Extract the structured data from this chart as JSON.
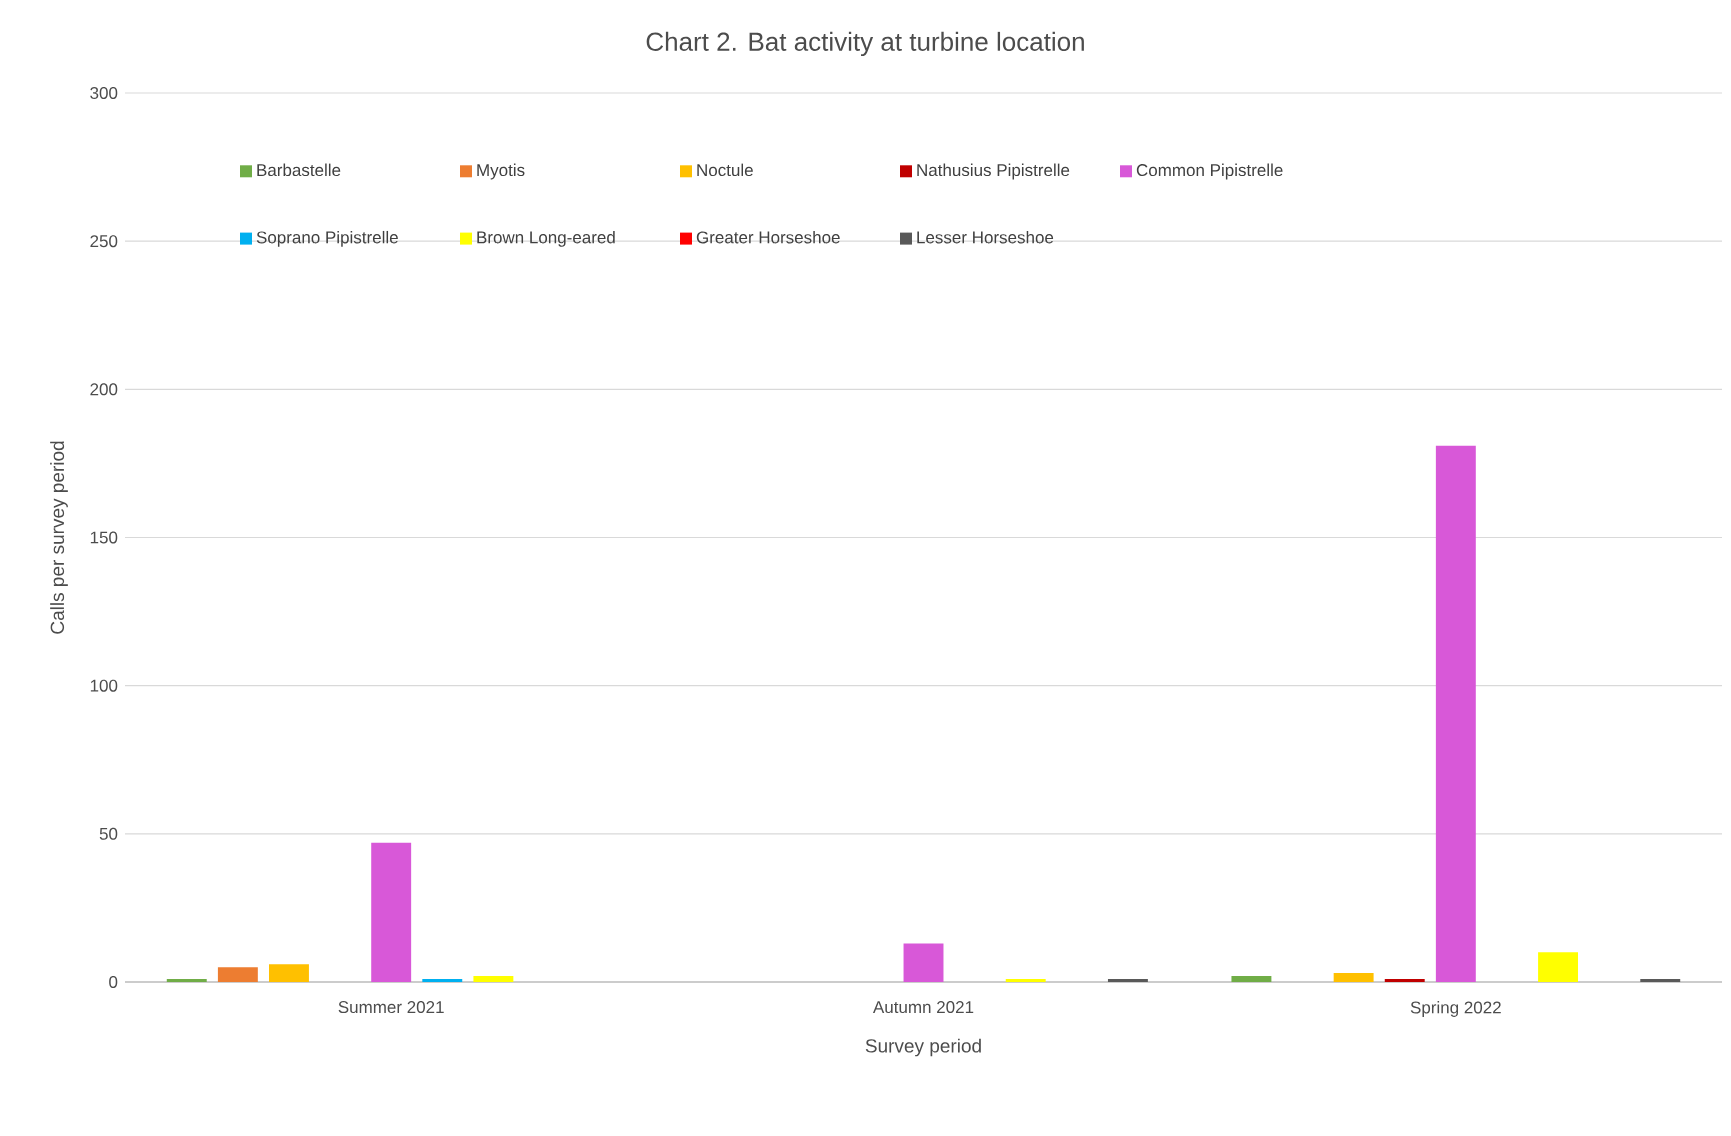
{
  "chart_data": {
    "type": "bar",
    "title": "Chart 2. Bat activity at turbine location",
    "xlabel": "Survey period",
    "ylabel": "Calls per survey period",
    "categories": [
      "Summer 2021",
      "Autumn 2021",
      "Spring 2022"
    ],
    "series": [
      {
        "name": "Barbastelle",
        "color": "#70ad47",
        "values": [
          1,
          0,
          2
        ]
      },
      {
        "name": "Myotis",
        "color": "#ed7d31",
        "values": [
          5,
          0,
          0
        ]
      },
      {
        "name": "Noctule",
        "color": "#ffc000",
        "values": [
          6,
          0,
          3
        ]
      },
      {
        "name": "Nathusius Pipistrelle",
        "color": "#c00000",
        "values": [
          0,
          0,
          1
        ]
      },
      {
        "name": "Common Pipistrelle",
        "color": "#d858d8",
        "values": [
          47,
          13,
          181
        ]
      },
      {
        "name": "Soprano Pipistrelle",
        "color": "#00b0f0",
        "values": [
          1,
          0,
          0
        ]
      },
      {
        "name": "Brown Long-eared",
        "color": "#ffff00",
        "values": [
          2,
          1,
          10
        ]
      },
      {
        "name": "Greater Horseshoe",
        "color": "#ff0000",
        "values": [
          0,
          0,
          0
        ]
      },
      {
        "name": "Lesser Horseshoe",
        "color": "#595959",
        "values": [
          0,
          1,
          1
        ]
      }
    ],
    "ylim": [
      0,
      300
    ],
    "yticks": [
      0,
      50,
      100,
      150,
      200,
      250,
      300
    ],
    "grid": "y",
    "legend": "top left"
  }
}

-.-.-

__Given instruction__
Reproduce each line exactly as it appears, omitting the pictures.

__Result for this task__
Extract the structured data from this chart as JSON.
{
  "chart_data": {
    "type": "bar",
    "title": "Chart 2. Bat activity at turbine location",
    "xlabel": "Survey period",
    "ylabel": "Calls per survey period",
    "categories": [
      "Summer 2021",
      "Autumn 2021",
      "Spring 2022"
    ],
    "series": [
      {
        "name": "Barbastelle",
        "color": "#70ad47",
        "values": [
          1,
          0,
          2
        ]
      },
      {
        "name": "Myotis",
        "color": "#ed7d31",
        "values": [
          5,
          0,
          0
        ]
      },
      {
        "name": "Noctule",
        "color": "#ffc000",
        "values": [
          6,
          0,
          3
        ]
      },
      {
        "name": "Nathusius Pipistrelle",
        "color": "#c00000",
        "values": [
          0,
          0,
          1
        ]
      },
      {
        "name": "Common Pipistrelle",
        "color": "#d858d8",
        "values": [
          47,
          13,
          181
        ]
      },
      {
        "name": "Soprano Pipistrelle",
        "color": "#00b0f0",
        "values": [
          1,
          0,
          0
        ]
      },
      {
        "name": "Brown Long-eared",
        "color": "#ffff00",
        "values": [
          2,
          1,
          10
        ]
      },
      {
        "name": "Greater Horseshoe",
        "color": "#ff0000",
        "values": [
          0,
          0,
          0
        ]
      },
      {
        "name": "Lesser Horseshoe",
        "color": "#595959",
        "values": [
          0,
          1,
          1
        ]
      }
    ],
    "ylim": [
      0,
      300
    ],
    "yticks": [
      0,
      50,
      100,
      150,
      200,
      250,
      300
    ],
    "grid": "y",
    "legend": "top left"
  }
}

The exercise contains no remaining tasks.